§ What needs to be done: Pull every line containing the word "Acid" from the records.

§ Collected data entries:
>> START

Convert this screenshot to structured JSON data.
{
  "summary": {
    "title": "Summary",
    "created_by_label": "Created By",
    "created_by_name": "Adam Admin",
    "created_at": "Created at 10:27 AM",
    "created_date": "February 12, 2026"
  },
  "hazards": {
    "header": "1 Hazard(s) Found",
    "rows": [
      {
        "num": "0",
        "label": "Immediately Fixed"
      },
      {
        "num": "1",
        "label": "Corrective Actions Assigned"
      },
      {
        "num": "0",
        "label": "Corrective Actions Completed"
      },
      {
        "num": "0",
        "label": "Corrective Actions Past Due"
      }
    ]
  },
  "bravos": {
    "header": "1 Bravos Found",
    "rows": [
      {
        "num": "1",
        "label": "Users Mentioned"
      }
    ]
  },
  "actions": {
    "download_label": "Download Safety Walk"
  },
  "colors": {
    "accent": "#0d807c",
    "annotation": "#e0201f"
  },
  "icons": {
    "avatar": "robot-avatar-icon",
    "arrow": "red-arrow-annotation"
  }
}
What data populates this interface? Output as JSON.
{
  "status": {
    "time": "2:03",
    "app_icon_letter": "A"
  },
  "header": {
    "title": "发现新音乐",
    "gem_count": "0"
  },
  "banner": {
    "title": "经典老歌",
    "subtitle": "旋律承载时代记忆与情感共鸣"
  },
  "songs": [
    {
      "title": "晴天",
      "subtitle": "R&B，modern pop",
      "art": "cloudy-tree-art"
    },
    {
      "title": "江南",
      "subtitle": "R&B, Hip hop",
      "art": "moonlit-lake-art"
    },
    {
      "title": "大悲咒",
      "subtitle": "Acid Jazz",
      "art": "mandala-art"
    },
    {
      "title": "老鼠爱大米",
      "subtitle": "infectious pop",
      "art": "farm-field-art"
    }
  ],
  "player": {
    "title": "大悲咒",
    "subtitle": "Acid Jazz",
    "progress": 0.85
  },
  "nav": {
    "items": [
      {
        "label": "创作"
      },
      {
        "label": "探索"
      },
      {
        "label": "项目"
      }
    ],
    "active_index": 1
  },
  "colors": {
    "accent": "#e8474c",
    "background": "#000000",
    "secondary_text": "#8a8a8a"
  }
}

>> END

§ Problem solution:
      "subtitle": "Acid Jazz",
    "subtitle": "Acid Jazz",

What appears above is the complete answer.